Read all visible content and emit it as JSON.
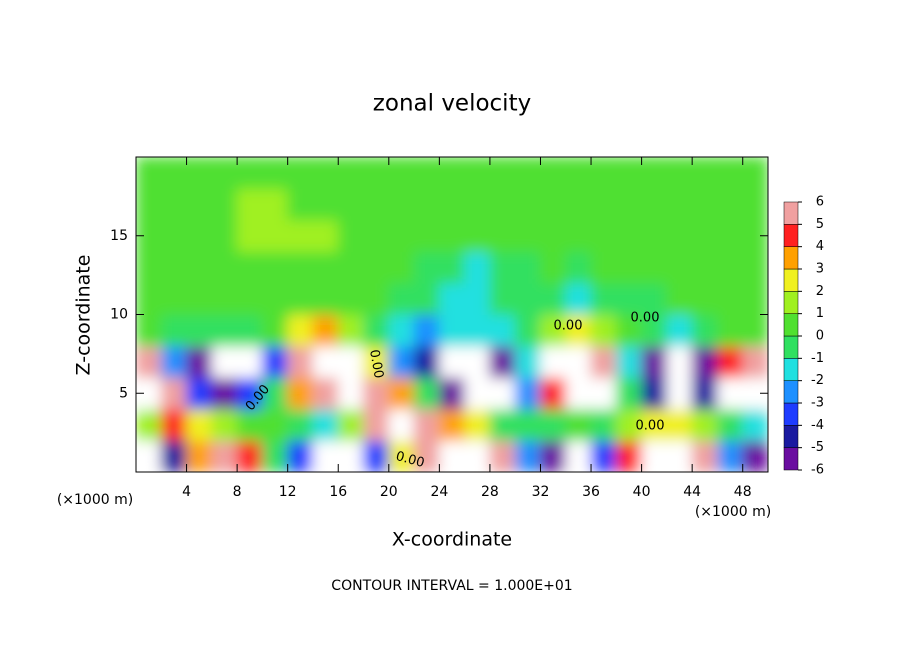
{
  "chart_data": {
    "type": "heatmap",
    "title": "zonal velocity",
    "x_label": "X-coordinate",
    "y_label": "Z-coordinate",
    "x_unit": "(×1000 m)",
    "y_unit": "(×1000 m)",
    "footer": "CONTOUR INTERVAL = 1.000E+01",
    "contour_labels": [
      "0.00",
      "0.00",
      "0.00",
      "0.00",
      "0.00",
      "0.00"
    ],
    "xlim": [
      0,
      50
    ],
    "ylim": [
      0,
      20
    ],
    "xticks": [
      4,
      8,
      12,
      16,
      20,
      24,
      28,
      32,
      36,
      40,
      44,
      48
    ],
    "yticks": [
      5,
      10,
      15
    ],
    "x": [
      1,
      3,
      5,
      7,
      9,
      11,
      13,
      15,
      17,
      19,
      21,
      23,
      25,
      27,
      29,
      31,
      33,
      35,
      37,
      39,
      41,
      43,
      45,
      47,
      49
    ],
    "y": [
      1,
      3,
      5,
      7,
      9,
      11,
      13,
      15,
      17,
      19
    ],
    "z": [
      [
        -7,
        -5,
        3,
        6,
        4,
        -1,
        -4,
        -7,
        -8,
        -4,
        2,
        6,
        8,
        8,
        6,
        -3,
        -6,
        -8,
        -4,
        4,
        8,
        8,
        5,
        -3,
        -6
      ],
      [
        1,
        4,
        2,
        1,
        0,
        0,
        -1,
        -2,
        1,
        5,
        7,
        5,
        3,
        2,
        -1,
        -1,
        -1,
        0,
        -1,
        1,
        2,
        2,
        1,
        -1,
        -2
      ],
      [
        8,
        5,
        -4,
        -6,
        -4,
        -1,
        3,
        6,
        8,
        6,
        3,
        -1,
        -6,
        -8,
        -7,
        -3,
        4,
        7,
        8,
        -1,
        -5,
        -8,
        -5,
        7,
        8
      ],
      [
        5,
        -3,
        -6,
        -8,
        -8,
        -4,
        6,
        8,
        7,
        2,
        -3,
        -5,
        -8,
        -8,
        -6,
        -2,
        7,
        8,
        5,
        -2,
        -6,
        -8,
        -6,
        4,
        6
      ],
      [
        0.5,
        -0.5,
        -1,
        -1,
        -0.5,
        0.5,
        2,
        3,
        1,
        -1,
        -2,
        -2.5,
        -2,
        -2,
        -1.5,
        -0.5,
        1,
        2,
        1,
        0,
        -1,
        -1.5,
        -1,
        0,
        0.5
      ],
      [
        0.5,
        0.5,
        0,
        0,
        0.3,
        0.5,
        0.5,
        0.5,
        0.3,
        0,
        -0.5,
        -1,
        -1.5,
        -1.5,
        -1,
        -0.5,
        -1,
        -2,
        -1,
        -0.5,
        -0.5,
        0,
        0,
        0,
        0
      ],
      [
        0,
        0.3,
        0.5,
        0.6,
        0.6,
        0.5,
        0.5,
        0.5,
        0.3,
        0,
        0,
        -0.5,
        -1,
        -1.2,
        -0.8,
        -0.3,
        0,
        -0.5,
        0,
        0.3,
        0.5,
        0.8,
        0.8,
        0.5,
        0.3
      ],
      [
        0.3,
        0.5,
        0.6,
        0.8,
        1,
        1.2,
        1.2,
        1,
        0.6,
        0.3,
        0,
        0,
        0,
        0,
        0,
        0,
        0,
        0,
        0.3,
        0.5,
        0.6,
        0.8,
        0.8,
        0.6,
        0.5
      ],
      [
        0.5,
        0.6,
        0.6,
        0.8,
        1,
        1,
        0.8,
        0.6,
        0.5,
        0.3,
        0.2,
        0.2,
        0.2,
        0.3,
        0.3,
        0.3,
        0.3,
        0.3,
        0.3,
        0.3,
        0.3,
        0.3,
        0.3,
        0.3,
        0.3
      ],
      [
        0.3,
        0.3,
        0.3,
        0.3,
        0.3,
        0.3,
        0.3,
        0.3,
        0.3,
        0.3,
        0.3,
        0.3,
        0.3,
        0.3,
        0.3,
        0.3,
        0.3,
        0.3,
        0.3,
        0.3,
        0.3,
        0.3,
        0.3,
        0.3,
        0.3
      ]
    ],
    "colorbar": {
      "ticks": [
        -6,
        -5,
        -4,
        -3,
        -2,
        -1,
        0,
        1,
        2,
        3,
        4,
        5,
        6
      ],
      "colors": [
        "#6a0da0",
        "#1a1aa0",
        "#1e3cff",
        "#1e90ff",
        "#20e0e0",
        "#30e060",
        "#50e030",
        "#a0f020",
        "#f0f020",
        "#ffa000",
        "#ff2020",
        "#f0a0a0"
      ],
      "out_of_range_color": "#ffffff"
    }
  }
}
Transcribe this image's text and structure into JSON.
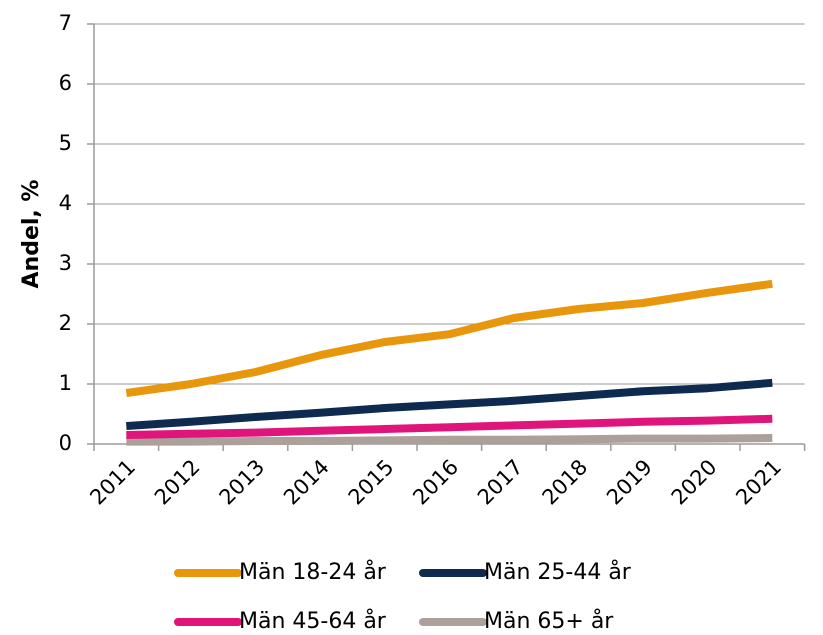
{
  "chart_data": {
    "type": "line",
    "y_label": "Andel, %",
    "categories": [
      "2011",
      "2012",
      "2013",
      "2014",
      "2015",
      "2016",
      "2017",
      "2018",
      "2019",
      "2020",
      "2021"
    ],
    "series": [
      {
        "name": "Män 18-24 år",
        "color": "#e8960c",
        "values": [
          0.85,
          1.0,
          1.2,
          1.48,
          1.7,
          1.83,
          2.1,
          2.25,
          2.35,
          2.52,
          2.67
        ]
      },
      {
        "name": "Män 25-44 år",
        "color": "#0e2a4e",
        "values": [
          0.3,
          0.37,
          0.45,
          0.52,
          0.6,
          0.66,
          0.72,
          0.8,
          0.88,
          0.93,
          1.02
        ]
      },
      {
        "name": "Män 45-64 år",
        "color": "#e0157b",
        "values": [
          0.15,
          0.17,
          0.19,
          0.22,
          0.25,
          0.28,
          0.31,
          0.34,
          0.37,
          0.39,
          0.42
        ]
      },
      {
        "name": "Män 65+ år",
        "color": "#aba09a",
        "values": [
          0.04,
          0.04,
          0.05,
          0.05,
          0.06,
          0.07,
          0.07,
          0.08,
          0.09,
          0.09,
          0.1
        ]
      }
    ],
    "ylim": [
      0,
      7
    ],
    "yticks": [
      0,
      1,
      2,
      3,
      4,
      5,
      6,
      7
    ],
    "grid": true,
    "legend": "bottom"
  }
}
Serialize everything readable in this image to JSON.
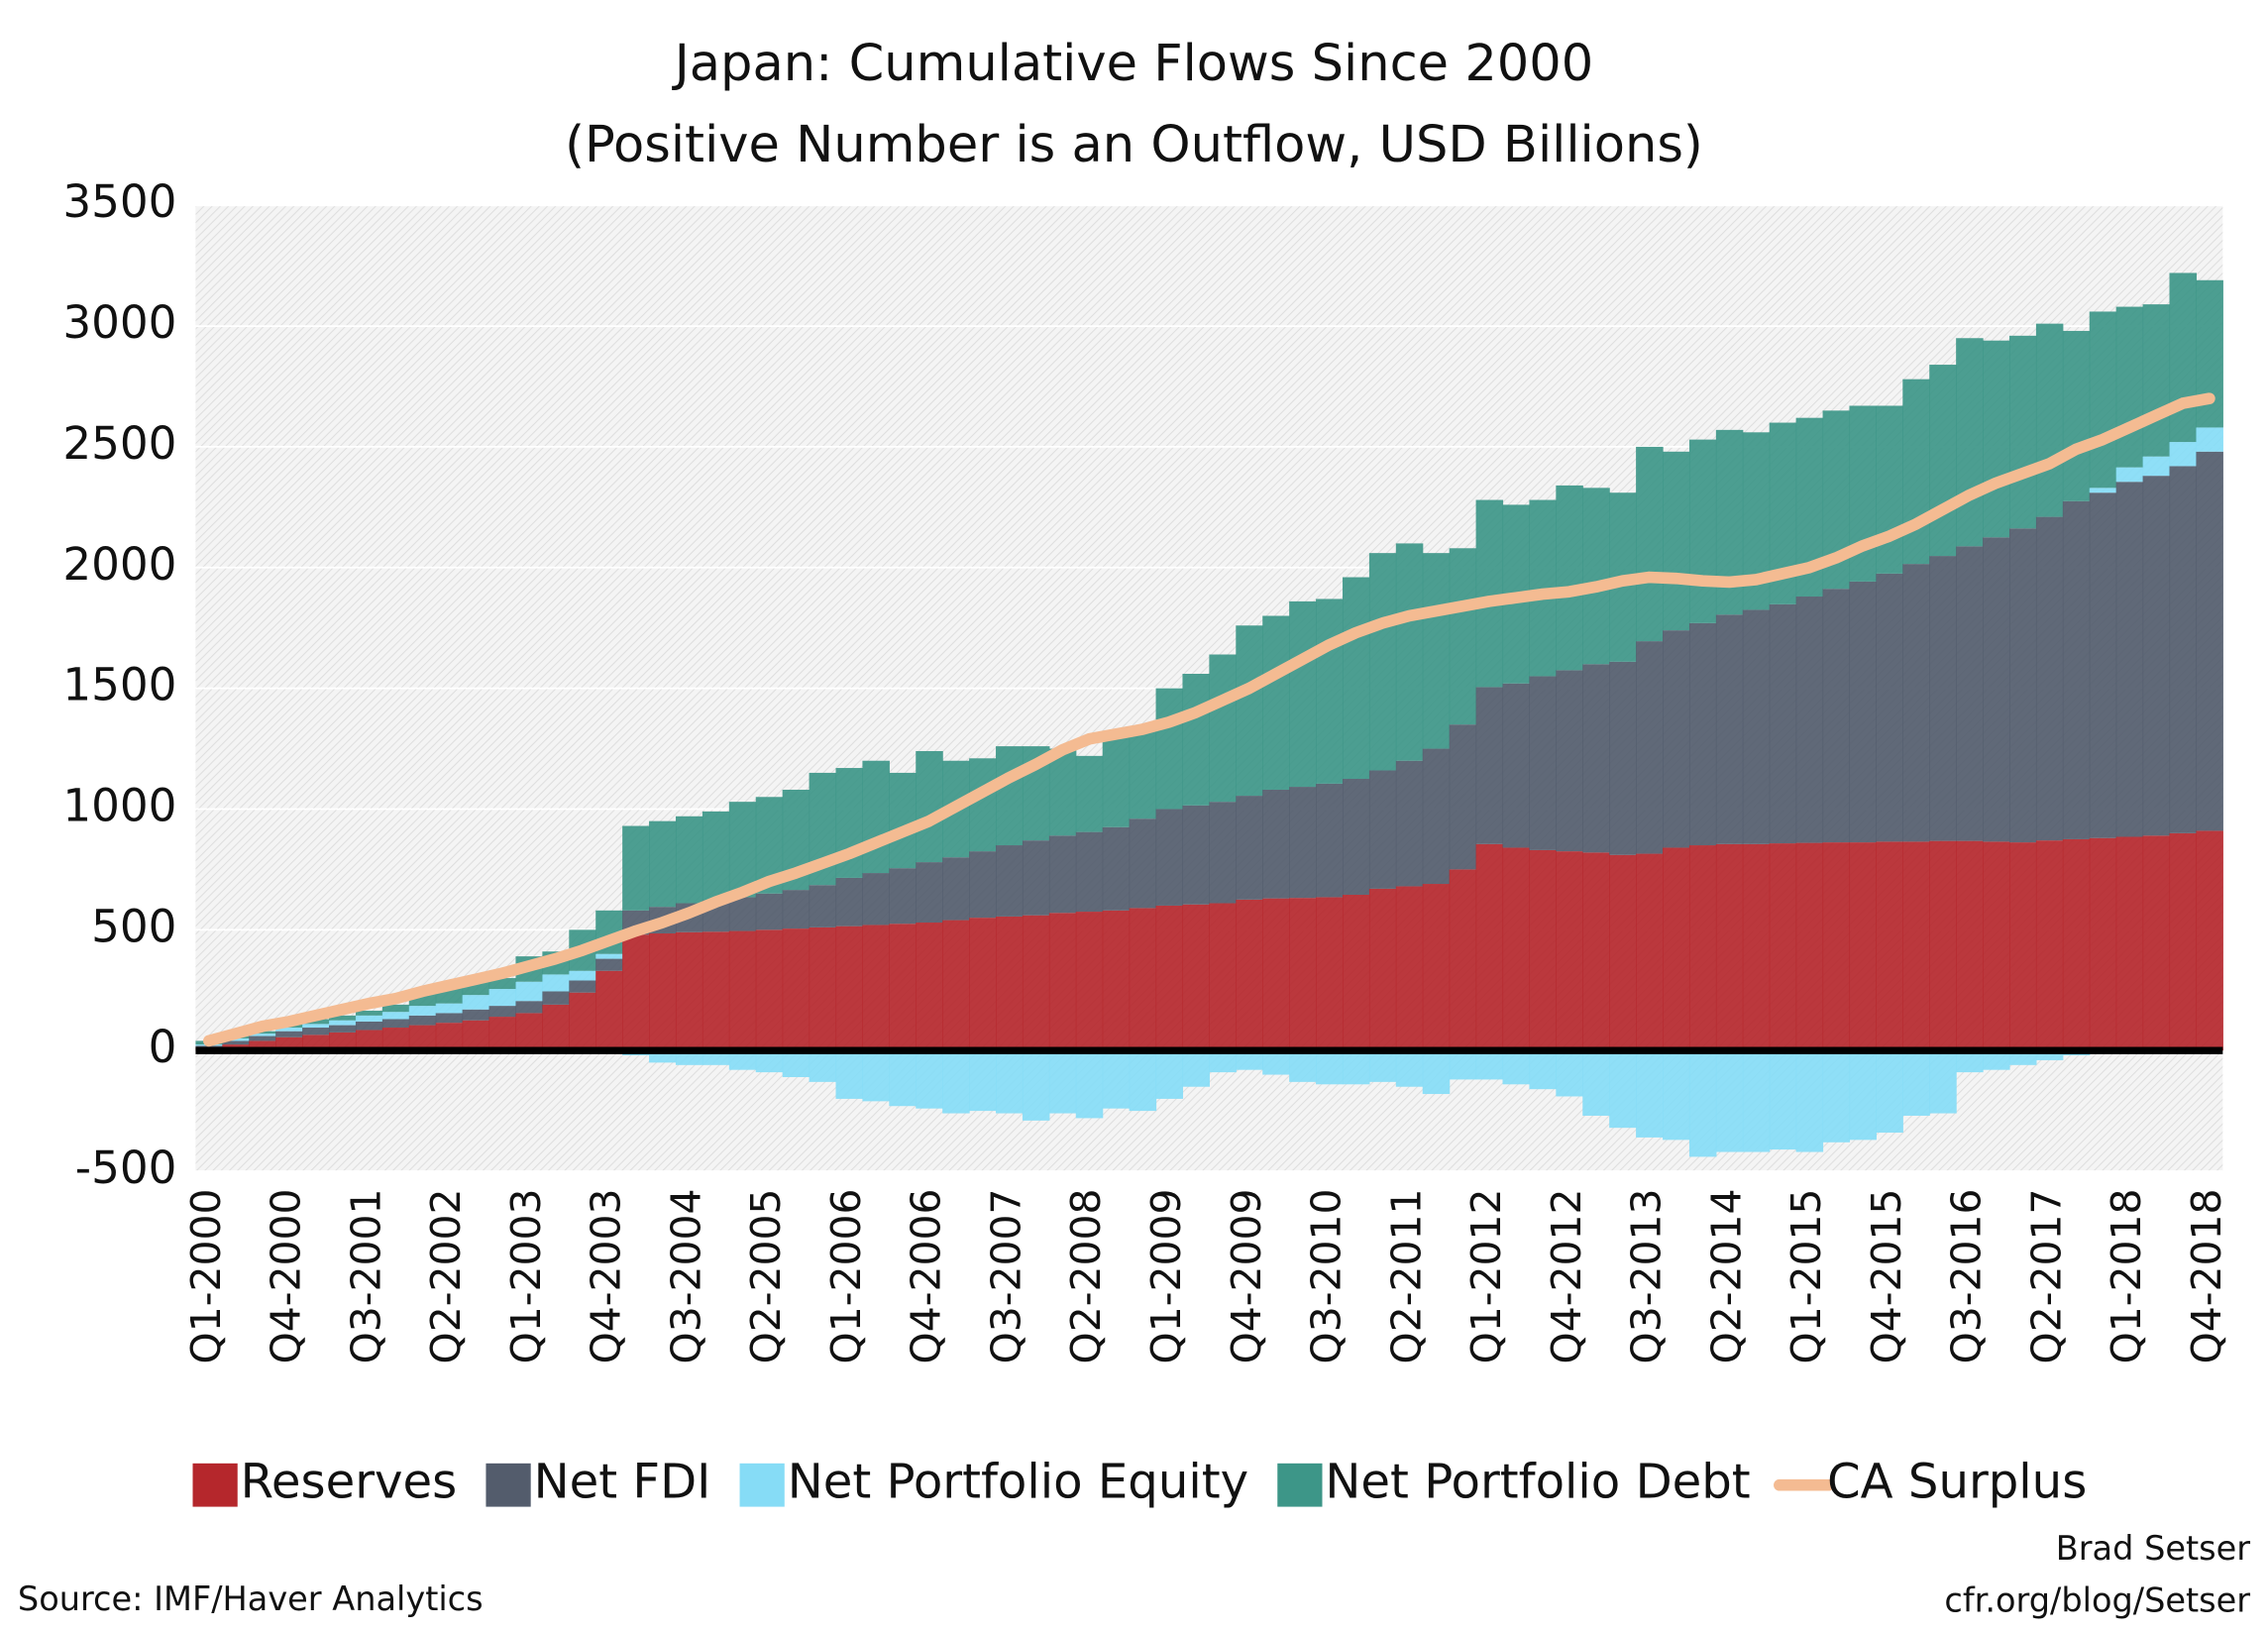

---

* [Task]:
Reproduce the entries above exactly. Do not include the images.

* [Completed exercise]:
Read all visible content and emit it as JSON.
{
  "chart_data": {
    "type": "heatmap",
    "title": "zonal velocity",
    "x_label": "X-coordinate",
    "y_label": "Z-coordinate",
    "x_unit": "(×1000 m)",
    "y_unit": "(×1000 m)",
    "footer": "CONTOUR INTERVAL = 1.000E+01",
    "contour_labels": [
      "0.00",
      "0.00",
      "0.00",
      "0.00",
      "0.00",
      "0.00"
    ],
    "xlim": [
      0,
      50
    ],
    "ylim": [
      0,
      20
    ],
    "xticks": [
      4,
      8,
      12,
      16,
      20,
      24,
      28,
      32,
      36,
      40,
      44,
      48
    ],
    "yticks": [
      5,
      10,
      15
    ],
    "x": [
      1,
      3,
      5,
      7,
      9,
      11,
      13,
      15,
      17,
      19,
      21,
      23,
      25,
      27,
      29,
      31,
      33,
      35,
      37,
      39,
      41,
      43,
      45,
      47,
      49
    ],
    "y": [
      1,
      3,
      5,
      7,
      9,
      11,
      13,
      15,
      17,
      19
    ],
    "z": [
      [
        -7,
        -5,
        3,
        6,
        4,
        -1,
        -4,
        -7,
        -8,
        -4,
        2,
        6,
        8,
        8,
        6,
        -3,
        -6,
        -8,
        -4,
        4,
        8,
        8,
        5,
        -3,
        -6
      ],
      [
        1,
        4,
        2,
        1,
        0,
        0,
        -1,
        -2,
        1,
        5,
        7,
        5,
        3,
        2,
        -1,
        -1,
        -1,
        0,
        -1,
        1,
        2,
        2,
        1,
        -1,
        -2
      ],
      [
        8,
        5,
        -4,
        -6,
        -4,
        -1,
        3,
        6,
        8,
        6,
        3,
        -1,
        -6,
        -8,
        -7,
        -3,
        4,
        7,
        8,
        -1,
        -5,
        -8,
        -5,
        7,
        8
      ],
      [
        5,
        -3,
        -6,
        -8,
        -8,
        -4,
        6,
        8,
        7,
        2,
        -3,
        -5,
        -8,
        -8,
        -6,
        -2,
        7,
        8,
        5,
        -2,
        -6,
        -8,
        -6,
        4,
        6
      ],
      [
        0.5,
        -0.5,
        -1,
        -1,
        -0.5,
        0.5,
        2,
        3,
        1,
        -1,
        -2,
        -2.5,
        -2,
        -2,
        -1.5,
        -0.5,
        1,
        2,
        1,
        0,
        -1,
        -1.5,
        -1,
        0,
        0.5
      ],
      [
        0.5,
        0.5,
        0,
        0,
        0.3,
        0.5,
        0.5,
        0.5,
        0.3,
        0,
        -0.5,
        -1,
        -1.5,
        -1.5,
        -1,
        -0.5,
        -1,
        -2,
        -1,
        -0.5,
        -0.5,
        0,
        0,
        0,
        0
      ],
      [
        0,
        0.3,
        0.5,
        0.6,
        0.6,
        0.5,
        0.5,
        0.5,
        0.3,
        0,
        0,
        -0.5,
        -1,
        -1.2,
        -0.8,
        -0.3,
        0,
        -0.5,
        0,
        0.3,
        0.5,
        0.8,
        0.8,
        0.5,
        0.3
      ],
      [
        0.3,
        0.5,
        0.6,
        0.8,
        1,
        1.2,
        1.2,
        1,
        0.6,
        0.3,
        0,
        0,
        0,
        0,
        0,
        0,
        0,
        0,
        0.3,
        0.5,
        0.6,
        0.8,
        0.8,
        0.6,
        0.5
      ],
      [
        0.5,
        0.6,
        0.6,
        0.8,
        1,
        1,
        0.8,
        0.6,
        0.5,
        0.3,
        0.2,
        0.2,
        0.2,
        0.3,
        0.3,
        0.3,
        0.3,
        0.3,
        0.3,
        0.3,
        0.3,
        0.3,
        0.3,
        0.3,
        0.3
      ],
      [
        0.3,
        0.3,
        0.3,
        0.3,
        0.3,
        0.3,
        0.3,
        0.3,
        0.3,
        0.3,
        0.3,
        0.3,
        0.3,
        0.3,
        0.3,
        0.3,
        0.3,
        0.3,
        0.3,
        0.3,
        0.3,
        0.3,
        0.3,
        0.3,
        0.3
      ]
    ],
    "colorbar": {
      "ticks": [
        -6,
        -5,
        -4,
        -3,
        -2,
        -1,
        0,
        1,
        2,
        3,
        4,
        5,
        6
      ],
      "colors": [
        "#6a0da0",
        "#1a1aa0",
        "#1e3cff",
        "#1e90ff",
        "#20e0e0",
        "#30e060",
        "#50e030",
        "#a0f020",
        "#f0f020",
        "#ffa000",
        "#ff2020",
        "#f0a0a0"
      ],
      "out_of_range_color": "#ffffff"
    }
  }
}
Transcribe this image's text and structure into JSON.
{
  "chart_data": {
    "type": "line",
    "y_label": "Andel, %",
    "categories": [
      "2011",
      "2012",
      "2013",
      "2014",
      "2015",
      "2016",
      "2017",
      "2018",
      "2019",
      "2020",
      "2021"
    ],
    "series": [
      {
        "name": "Män 18-24 år",
        "color": "#e8960c",
        "values": [
          0.85,
          1.0,
          1.2,
          1.48,
          1.7,
          1.83,
          2.1,
          2.25,
          2.35,
          2.52,
          2.67
        ]
      },
      {
        "name": "Män 25-44 år",
        "color": "#0e2a4e",
        "values": [
          0.3,
          0.37,
          0.45,
          0.52,
          0.6,
          0.66,
          0.72,
          0.8,
          0.88,
          0.93,
          1.02
        ]
      },
      {
        "name": "Män 45-64 år",
        "color": "#e0157b",
        "values": [
          0.15,
          0.17,
          0.19,
          0.22,
          0.25,
          0.28,
          0.31,
          0.34,
          0.37,
          0.39,
          0.42
        ]
      },
      {
        "name": "Män 65+ år",
        "color": "#aba09a",
        "values": [
          0.04,
          0.04,
          0.05,
          0.05,
          0.06,
          0.07,
          0.07,
          0.08,
          0.09,
          0.09,
          0.1
        ]
      }
    ],
    "ylim": [
      0,
      7
    ],
    "yticks": [
      0,
      1,
      2,
      3,
      4,
      5,
      6,
      7
    ],
    "grid": true,
    "legend": "bottom"
  }
}
Serialize everything readable in this image to JSON.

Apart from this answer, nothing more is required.